▶ Problem:
Gather all lines in the data that hold the string "your".
━━━━━ Dataset ━━━━━
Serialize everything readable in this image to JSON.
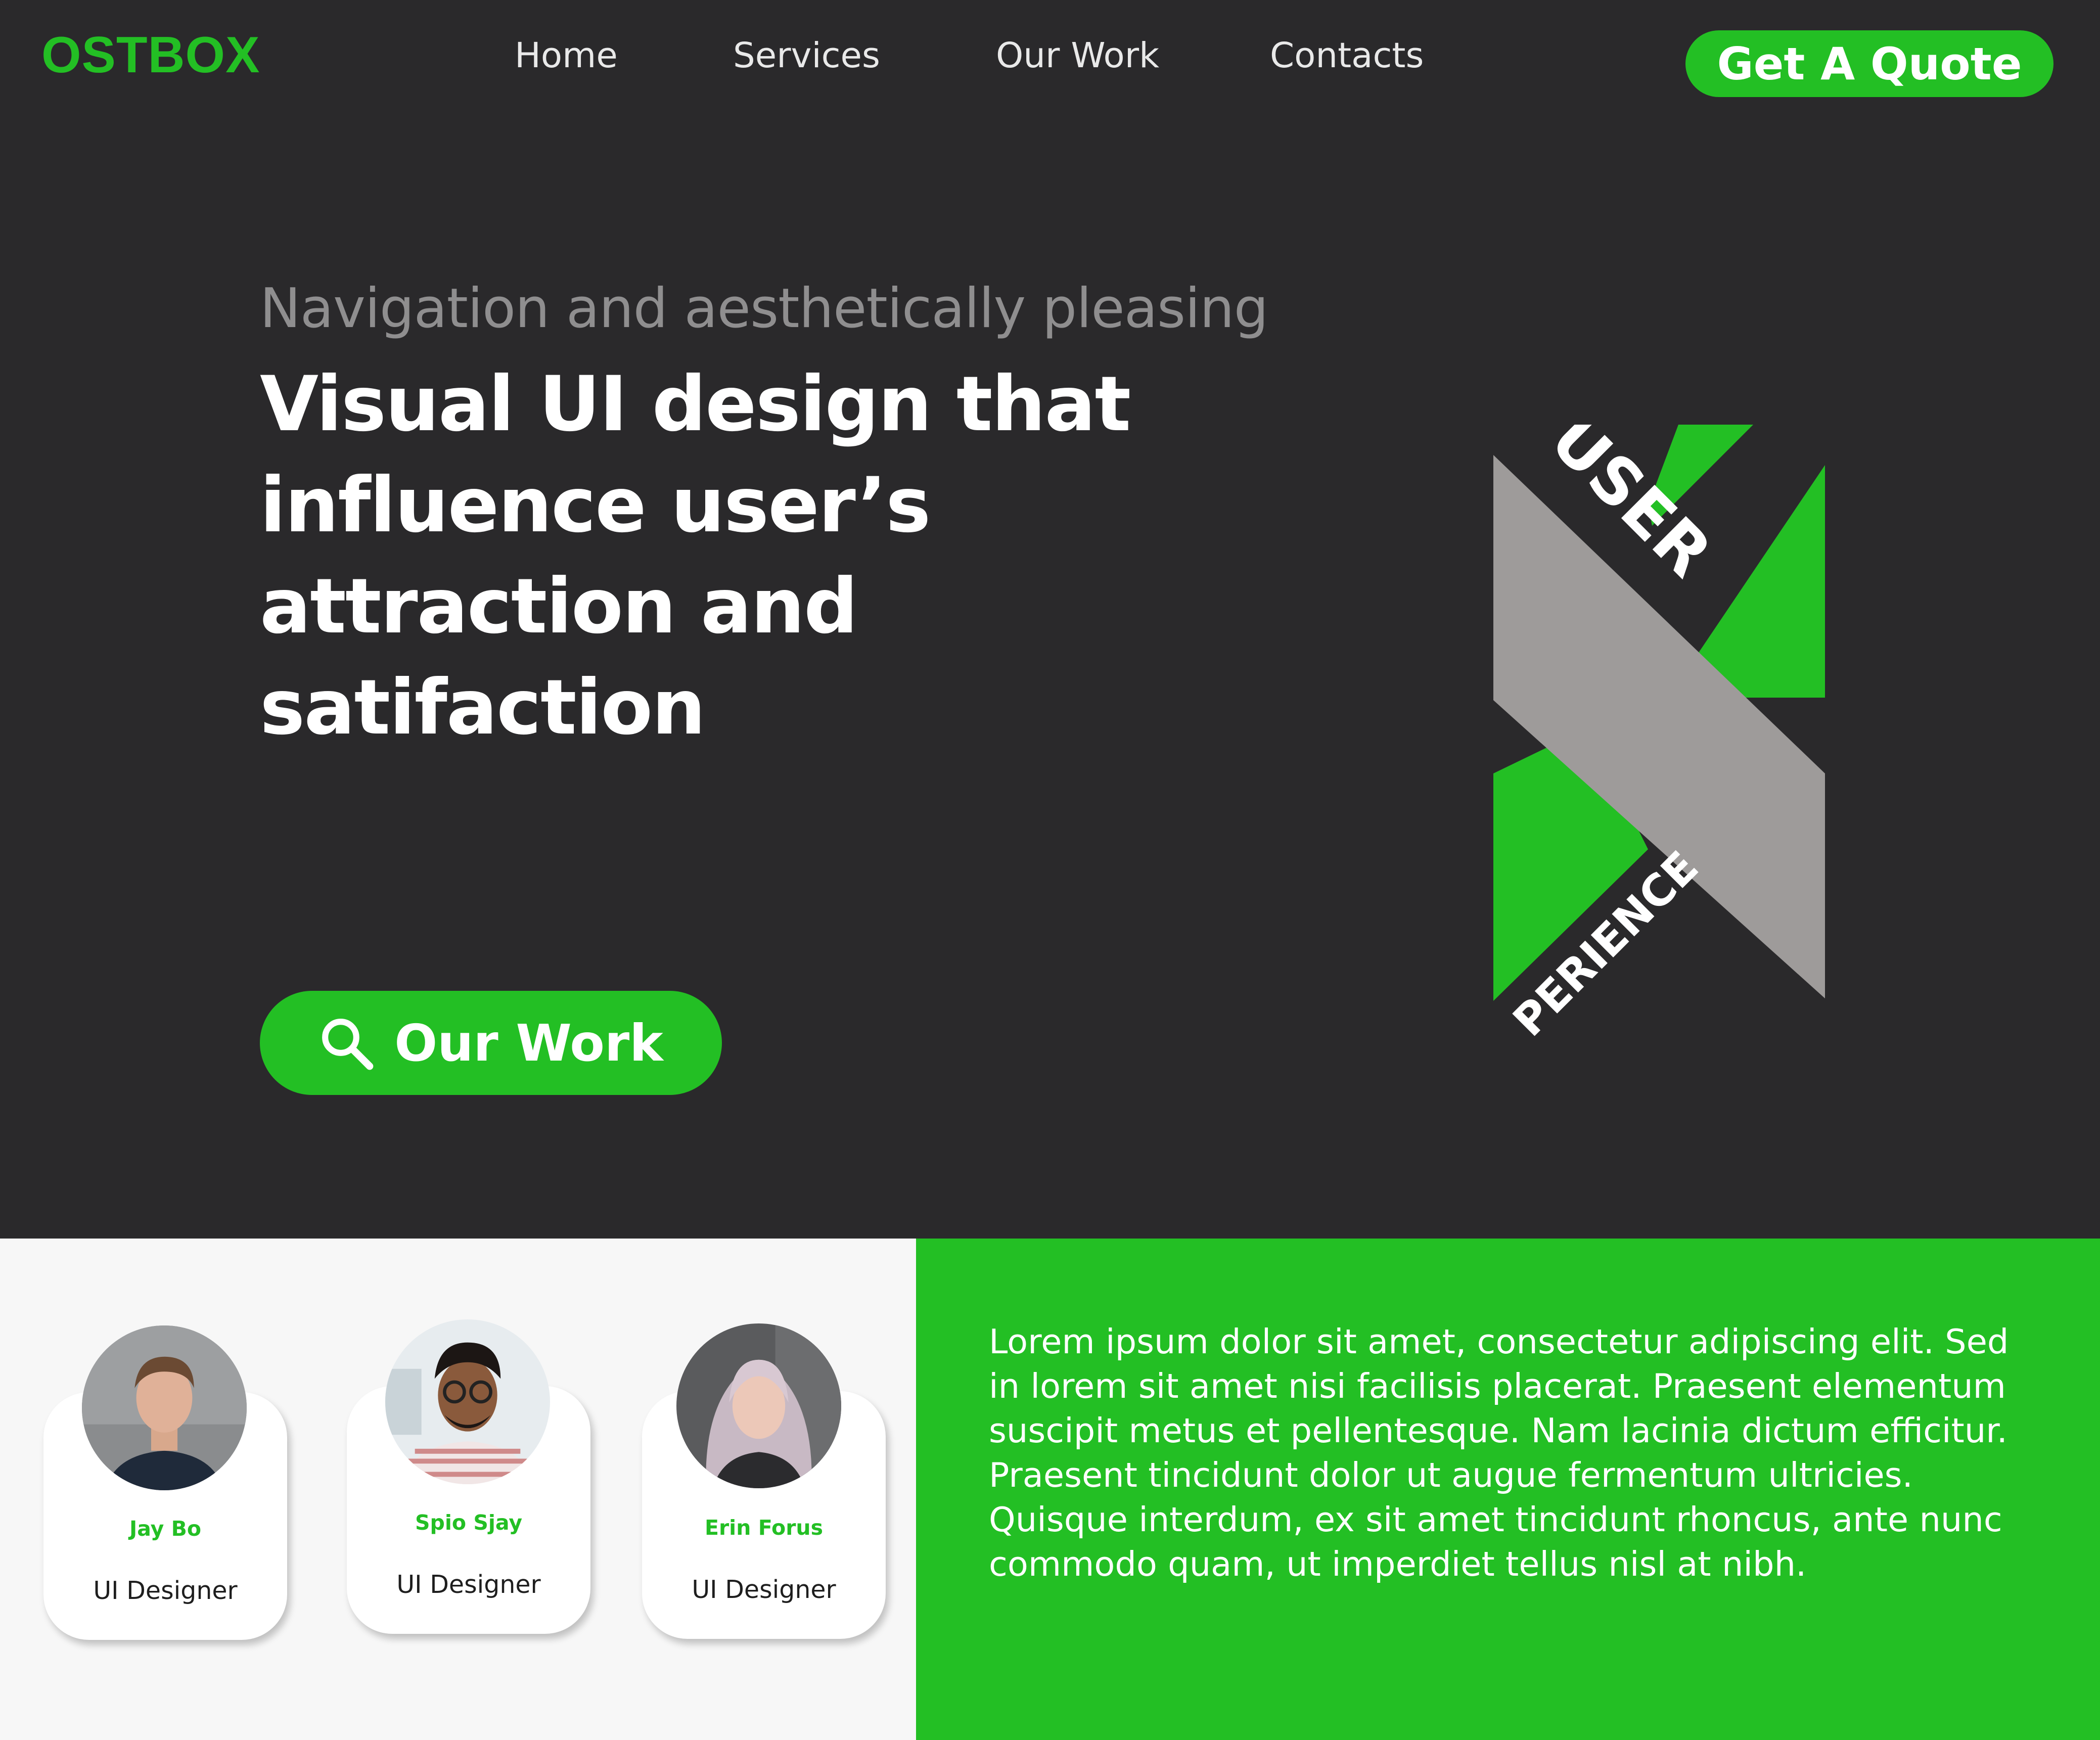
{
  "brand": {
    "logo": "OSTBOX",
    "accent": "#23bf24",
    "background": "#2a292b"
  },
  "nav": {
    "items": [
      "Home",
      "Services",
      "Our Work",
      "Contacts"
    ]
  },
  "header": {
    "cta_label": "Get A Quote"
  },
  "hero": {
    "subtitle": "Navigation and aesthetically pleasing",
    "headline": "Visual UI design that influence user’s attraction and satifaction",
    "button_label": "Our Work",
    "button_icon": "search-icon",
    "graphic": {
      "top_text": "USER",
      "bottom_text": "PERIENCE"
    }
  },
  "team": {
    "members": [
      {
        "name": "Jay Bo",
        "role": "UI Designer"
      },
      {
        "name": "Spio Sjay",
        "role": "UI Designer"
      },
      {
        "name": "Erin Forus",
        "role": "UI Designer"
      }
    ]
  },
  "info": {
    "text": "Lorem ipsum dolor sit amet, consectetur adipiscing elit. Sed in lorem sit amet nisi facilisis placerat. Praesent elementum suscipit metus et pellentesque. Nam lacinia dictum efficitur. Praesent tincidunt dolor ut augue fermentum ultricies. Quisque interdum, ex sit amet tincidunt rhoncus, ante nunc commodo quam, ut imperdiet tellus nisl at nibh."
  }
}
━━━━━
━━━━━ Dataset ━━━━━
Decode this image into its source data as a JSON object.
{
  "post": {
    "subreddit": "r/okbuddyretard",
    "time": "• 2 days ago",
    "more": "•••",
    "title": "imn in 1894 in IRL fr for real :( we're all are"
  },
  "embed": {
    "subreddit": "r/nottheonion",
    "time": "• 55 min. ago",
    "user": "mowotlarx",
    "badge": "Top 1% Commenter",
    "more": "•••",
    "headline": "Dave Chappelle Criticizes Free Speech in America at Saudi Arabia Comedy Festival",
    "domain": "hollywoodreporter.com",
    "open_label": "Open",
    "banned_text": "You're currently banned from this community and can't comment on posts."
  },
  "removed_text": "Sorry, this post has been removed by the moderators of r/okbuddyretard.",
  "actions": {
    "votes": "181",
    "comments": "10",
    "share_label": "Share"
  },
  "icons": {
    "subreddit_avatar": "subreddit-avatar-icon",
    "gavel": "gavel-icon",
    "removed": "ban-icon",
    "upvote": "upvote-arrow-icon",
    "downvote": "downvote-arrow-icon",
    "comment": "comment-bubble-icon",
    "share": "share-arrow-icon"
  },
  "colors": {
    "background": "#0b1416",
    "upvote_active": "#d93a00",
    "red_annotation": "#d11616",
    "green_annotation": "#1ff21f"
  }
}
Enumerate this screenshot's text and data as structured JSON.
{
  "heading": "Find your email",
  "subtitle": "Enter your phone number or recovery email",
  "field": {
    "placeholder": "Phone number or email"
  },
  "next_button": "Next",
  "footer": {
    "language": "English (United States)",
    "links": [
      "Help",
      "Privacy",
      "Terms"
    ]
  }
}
━━━━━
▶ Solution to the exercise:
  "heading": "Find your email",
  "subtitle": "Enter your phone number or recovery email",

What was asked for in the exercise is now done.